(Collected data)
----

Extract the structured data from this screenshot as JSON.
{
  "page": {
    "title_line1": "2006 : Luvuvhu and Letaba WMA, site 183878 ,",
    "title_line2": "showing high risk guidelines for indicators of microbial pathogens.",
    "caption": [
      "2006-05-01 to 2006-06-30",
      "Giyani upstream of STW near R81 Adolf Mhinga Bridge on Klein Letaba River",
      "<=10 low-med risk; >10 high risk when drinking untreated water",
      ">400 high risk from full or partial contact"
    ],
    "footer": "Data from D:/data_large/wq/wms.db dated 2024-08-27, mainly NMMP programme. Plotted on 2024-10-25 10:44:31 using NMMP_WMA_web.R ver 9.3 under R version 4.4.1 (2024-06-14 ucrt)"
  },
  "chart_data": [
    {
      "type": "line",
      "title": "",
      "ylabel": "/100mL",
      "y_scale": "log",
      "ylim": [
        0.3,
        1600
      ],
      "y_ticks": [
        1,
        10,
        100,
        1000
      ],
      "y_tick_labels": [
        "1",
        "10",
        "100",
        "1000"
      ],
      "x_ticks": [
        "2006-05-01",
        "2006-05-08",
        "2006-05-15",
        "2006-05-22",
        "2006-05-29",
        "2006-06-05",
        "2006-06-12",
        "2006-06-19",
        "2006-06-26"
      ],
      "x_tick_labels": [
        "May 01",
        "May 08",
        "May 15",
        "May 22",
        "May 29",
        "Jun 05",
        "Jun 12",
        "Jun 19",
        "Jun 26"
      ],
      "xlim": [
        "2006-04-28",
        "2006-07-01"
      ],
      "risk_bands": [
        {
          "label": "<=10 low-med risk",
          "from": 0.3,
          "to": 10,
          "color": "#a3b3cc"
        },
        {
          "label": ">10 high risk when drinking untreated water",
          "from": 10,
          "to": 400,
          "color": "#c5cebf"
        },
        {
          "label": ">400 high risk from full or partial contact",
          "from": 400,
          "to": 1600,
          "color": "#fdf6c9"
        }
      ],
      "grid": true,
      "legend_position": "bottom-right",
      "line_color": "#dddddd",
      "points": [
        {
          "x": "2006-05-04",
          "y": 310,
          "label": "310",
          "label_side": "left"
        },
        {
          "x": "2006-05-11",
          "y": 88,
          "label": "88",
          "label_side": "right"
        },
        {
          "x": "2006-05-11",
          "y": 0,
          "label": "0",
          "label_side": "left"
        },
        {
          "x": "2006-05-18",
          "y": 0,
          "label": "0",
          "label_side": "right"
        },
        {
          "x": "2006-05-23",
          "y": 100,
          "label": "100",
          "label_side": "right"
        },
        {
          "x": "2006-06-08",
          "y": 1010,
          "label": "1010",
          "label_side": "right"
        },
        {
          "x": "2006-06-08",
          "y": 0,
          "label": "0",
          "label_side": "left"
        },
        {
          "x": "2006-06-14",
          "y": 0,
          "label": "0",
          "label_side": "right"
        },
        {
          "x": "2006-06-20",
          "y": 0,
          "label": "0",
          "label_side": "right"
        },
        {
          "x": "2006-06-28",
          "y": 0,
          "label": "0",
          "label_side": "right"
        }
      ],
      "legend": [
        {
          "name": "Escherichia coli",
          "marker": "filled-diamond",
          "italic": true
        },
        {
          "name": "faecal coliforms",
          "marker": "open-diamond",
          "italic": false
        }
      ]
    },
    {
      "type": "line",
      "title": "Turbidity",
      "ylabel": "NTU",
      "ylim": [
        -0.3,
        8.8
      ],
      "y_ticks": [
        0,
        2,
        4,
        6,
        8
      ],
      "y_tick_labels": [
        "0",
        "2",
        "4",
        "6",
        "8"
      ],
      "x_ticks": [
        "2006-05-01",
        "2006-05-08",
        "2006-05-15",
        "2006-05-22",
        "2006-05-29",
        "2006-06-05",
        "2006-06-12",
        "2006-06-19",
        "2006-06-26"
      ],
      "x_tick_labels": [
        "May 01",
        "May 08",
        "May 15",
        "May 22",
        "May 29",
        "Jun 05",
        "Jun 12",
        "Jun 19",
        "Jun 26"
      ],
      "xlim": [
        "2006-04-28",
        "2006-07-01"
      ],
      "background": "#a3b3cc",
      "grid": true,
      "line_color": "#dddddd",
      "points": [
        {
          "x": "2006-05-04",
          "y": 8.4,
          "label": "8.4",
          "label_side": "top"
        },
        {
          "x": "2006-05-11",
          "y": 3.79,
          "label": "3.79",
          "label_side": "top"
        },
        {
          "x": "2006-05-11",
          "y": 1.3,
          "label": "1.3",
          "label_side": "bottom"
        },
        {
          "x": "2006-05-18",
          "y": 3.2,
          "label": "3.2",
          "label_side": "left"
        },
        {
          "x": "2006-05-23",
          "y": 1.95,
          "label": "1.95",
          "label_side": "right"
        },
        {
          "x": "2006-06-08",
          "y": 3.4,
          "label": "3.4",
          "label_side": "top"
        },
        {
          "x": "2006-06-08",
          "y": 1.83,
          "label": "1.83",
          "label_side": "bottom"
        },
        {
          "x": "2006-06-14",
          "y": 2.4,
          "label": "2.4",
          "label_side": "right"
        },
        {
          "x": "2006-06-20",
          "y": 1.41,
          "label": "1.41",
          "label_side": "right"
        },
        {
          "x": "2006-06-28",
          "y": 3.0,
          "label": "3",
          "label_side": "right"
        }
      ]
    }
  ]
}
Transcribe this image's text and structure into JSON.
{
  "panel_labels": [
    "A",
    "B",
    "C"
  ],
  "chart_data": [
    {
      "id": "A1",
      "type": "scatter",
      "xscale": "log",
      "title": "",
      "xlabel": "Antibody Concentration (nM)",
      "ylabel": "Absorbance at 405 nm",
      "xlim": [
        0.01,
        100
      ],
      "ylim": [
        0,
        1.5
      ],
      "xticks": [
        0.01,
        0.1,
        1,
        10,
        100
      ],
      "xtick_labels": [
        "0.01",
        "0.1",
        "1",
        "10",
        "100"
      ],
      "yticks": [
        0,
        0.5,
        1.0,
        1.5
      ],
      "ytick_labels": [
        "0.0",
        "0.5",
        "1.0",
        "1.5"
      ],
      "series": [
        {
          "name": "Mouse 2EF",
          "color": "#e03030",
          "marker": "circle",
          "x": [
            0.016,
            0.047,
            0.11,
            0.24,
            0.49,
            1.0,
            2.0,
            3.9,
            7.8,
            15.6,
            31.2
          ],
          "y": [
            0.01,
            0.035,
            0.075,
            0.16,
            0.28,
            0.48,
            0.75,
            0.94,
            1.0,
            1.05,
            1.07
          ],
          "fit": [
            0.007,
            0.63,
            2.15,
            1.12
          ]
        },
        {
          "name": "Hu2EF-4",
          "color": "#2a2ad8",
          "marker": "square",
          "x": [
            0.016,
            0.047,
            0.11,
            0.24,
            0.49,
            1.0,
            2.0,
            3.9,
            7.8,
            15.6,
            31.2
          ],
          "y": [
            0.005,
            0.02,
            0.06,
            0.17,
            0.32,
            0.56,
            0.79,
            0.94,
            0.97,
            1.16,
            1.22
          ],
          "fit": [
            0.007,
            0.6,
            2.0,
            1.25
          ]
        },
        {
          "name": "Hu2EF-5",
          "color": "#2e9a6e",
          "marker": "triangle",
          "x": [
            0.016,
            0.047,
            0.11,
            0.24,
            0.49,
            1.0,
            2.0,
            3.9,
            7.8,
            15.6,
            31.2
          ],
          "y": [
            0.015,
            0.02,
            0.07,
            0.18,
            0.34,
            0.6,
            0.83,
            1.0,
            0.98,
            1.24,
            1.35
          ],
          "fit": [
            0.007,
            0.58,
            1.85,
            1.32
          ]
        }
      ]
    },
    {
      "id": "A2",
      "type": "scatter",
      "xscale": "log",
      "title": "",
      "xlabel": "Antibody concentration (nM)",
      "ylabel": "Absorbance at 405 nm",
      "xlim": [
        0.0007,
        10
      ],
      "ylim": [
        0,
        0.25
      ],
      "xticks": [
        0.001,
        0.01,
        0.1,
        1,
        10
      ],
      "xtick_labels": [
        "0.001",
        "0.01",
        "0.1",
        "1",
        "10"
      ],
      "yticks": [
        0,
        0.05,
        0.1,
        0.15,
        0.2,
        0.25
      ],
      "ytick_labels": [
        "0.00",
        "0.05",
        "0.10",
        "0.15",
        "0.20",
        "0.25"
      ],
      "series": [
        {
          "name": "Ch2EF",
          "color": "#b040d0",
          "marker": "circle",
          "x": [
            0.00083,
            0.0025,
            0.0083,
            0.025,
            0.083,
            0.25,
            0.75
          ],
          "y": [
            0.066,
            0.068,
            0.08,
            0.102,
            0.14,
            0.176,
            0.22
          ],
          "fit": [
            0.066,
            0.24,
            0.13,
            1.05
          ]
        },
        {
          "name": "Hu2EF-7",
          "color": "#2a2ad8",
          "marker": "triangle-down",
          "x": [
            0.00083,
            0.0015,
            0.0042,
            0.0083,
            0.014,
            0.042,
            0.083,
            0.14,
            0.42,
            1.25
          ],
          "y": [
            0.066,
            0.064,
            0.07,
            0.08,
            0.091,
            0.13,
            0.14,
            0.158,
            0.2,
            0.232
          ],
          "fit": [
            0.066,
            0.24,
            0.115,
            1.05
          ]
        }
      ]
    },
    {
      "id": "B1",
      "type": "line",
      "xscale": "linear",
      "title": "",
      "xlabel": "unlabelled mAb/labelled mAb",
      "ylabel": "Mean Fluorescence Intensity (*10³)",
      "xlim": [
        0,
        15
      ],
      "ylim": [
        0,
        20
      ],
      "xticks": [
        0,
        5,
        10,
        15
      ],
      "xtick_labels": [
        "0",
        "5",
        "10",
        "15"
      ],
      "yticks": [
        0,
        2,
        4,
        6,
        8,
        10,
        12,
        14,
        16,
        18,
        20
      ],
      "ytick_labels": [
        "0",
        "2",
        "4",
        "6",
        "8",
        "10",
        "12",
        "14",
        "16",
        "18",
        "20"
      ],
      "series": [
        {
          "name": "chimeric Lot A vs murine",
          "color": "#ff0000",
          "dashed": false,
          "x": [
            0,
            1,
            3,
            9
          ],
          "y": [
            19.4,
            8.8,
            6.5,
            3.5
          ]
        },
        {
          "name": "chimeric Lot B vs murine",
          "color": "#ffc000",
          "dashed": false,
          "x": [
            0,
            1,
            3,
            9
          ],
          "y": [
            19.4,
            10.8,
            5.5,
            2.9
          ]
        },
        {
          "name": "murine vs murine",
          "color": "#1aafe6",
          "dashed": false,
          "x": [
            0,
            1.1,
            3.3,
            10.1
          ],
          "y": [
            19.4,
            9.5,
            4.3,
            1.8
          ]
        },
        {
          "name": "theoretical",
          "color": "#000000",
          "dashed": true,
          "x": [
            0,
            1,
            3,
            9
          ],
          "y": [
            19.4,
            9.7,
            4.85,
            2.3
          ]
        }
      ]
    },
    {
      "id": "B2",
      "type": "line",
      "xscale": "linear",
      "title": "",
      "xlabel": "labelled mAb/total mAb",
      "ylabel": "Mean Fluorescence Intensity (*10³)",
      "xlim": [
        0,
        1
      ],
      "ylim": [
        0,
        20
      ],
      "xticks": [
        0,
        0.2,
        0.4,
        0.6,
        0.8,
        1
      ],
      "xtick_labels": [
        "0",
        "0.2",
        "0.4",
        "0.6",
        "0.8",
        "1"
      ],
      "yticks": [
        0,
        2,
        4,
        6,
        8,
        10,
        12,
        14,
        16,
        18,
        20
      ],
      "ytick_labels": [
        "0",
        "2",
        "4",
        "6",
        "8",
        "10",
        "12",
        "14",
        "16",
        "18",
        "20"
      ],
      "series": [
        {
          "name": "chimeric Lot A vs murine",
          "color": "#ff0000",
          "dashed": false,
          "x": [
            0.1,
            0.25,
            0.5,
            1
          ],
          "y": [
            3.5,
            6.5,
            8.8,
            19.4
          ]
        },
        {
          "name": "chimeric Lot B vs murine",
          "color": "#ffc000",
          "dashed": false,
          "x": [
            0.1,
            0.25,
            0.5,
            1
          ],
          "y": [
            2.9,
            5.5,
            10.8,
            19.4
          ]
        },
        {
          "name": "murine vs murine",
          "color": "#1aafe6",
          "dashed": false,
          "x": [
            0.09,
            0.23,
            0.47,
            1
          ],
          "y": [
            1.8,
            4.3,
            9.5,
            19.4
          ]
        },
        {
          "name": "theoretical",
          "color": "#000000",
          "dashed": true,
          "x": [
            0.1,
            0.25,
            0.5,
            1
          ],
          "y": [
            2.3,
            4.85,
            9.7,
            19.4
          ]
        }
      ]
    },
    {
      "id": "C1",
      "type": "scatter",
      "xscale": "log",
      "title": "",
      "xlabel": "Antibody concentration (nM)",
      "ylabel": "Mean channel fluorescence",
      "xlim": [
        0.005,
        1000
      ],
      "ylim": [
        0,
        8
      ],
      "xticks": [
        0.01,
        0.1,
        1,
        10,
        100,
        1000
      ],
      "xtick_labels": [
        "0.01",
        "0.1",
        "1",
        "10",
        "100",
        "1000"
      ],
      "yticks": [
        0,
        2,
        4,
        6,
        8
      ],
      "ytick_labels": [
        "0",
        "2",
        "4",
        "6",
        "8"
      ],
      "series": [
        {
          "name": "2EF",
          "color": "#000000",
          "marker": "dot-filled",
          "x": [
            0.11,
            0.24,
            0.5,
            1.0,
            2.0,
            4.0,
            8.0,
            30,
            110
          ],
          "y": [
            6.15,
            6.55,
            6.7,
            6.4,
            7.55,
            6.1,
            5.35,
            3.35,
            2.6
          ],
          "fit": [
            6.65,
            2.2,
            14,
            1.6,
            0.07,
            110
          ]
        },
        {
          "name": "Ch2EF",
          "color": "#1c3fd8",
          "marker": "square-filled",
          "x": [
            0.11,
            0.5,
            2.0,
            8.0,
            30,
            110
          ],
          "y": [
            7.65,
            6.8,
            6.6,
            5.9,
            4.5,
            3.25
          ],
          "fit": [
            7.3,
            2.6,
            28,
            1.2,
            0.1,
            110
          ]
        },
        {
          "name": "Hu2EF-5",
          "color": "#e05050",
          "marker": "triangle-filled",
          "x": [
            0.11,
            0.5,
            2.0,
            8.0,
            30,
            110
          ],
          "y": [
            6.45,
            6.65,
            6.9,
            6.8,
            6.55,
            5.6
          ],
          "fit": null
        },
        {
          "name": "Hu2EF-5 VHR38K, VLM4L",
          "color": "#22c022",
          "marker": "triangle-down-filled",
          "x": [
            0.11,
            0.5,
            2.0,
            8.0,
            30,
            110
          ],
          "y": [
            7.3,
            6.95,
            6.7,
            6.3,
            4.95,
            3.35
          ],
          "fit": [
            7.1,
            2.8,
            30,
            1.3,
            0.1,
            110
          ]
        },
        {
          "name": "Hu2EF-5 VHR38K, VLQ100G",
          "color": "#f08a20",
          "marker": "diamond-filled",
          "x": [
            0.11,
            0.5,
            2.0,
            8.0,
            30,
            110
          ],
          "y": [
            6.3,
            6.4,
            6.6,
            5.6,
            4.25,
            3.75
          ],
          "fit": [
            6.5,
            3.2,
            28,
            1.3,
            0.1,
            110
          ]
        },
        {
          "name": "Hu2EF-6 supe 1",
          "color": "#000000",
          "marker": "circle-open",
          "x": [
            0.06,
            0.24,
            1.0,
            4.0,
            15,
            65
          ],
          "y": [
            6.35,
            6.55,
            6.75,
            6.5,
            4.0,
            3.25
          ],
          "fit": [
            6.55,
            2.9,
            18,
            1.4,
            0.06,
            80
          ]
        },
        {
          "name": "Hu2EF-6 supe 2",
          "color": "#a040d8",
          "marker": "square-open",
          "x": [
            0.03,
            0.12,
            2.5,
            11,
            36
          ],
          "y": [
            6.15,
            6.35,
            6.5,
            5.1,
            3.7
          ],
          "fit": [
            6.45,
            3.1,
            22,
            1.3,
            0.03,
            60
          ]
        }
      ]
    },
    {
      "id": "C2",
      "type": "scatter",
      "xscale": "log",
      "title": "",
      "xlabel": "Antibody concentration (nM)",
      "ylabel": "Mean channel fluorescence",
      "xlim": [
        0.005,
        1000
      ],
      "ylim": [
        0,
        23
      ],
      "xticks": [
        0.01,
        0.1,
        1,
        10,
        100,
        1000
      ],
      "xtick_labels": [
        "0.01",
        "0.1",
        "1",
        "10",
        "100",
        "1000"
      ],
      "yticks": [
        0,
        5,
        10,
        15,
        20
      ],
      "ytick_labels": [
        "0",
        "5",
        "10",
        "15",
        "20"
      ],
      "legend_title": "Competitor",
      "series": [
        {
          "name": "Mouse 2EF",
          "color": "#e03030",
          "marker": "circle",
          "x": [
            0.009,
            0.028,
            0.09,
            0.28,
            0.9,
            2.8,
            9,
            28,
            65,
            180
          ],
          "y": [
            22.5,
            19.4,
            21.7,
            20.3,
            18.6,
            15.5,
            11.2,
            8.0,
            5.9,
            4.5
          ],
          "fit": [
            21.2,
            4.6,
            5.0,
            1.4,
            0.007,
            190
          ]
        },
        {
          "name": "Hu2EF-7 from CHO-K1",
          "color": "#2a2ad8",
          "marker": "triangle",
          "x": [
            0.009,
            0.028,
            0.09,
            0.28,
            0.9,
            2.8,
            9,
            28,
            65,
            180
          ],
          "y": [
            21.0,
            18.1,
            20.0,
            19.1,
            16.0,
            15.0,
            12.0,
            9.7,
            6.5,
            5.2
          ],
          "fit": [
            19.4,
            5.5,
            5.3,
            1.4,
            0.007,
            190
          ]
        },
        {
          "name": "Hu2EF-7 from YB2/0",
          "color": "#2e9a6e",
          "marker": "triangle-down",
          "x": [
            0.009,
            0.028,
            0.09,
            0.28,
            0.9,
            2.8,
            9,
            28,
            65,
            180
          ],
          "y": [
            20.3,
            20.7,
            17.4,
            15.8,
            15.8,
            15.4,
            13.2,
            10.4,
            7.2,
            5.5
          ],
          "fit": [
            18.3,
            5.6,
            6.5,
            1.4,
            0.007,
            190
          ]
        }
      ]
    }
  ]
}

----

Scan the data, and report each line that uses the word "this".

Extract the structured data from this screenshot as JSON.
Transcribe this image's text and structure into JSON.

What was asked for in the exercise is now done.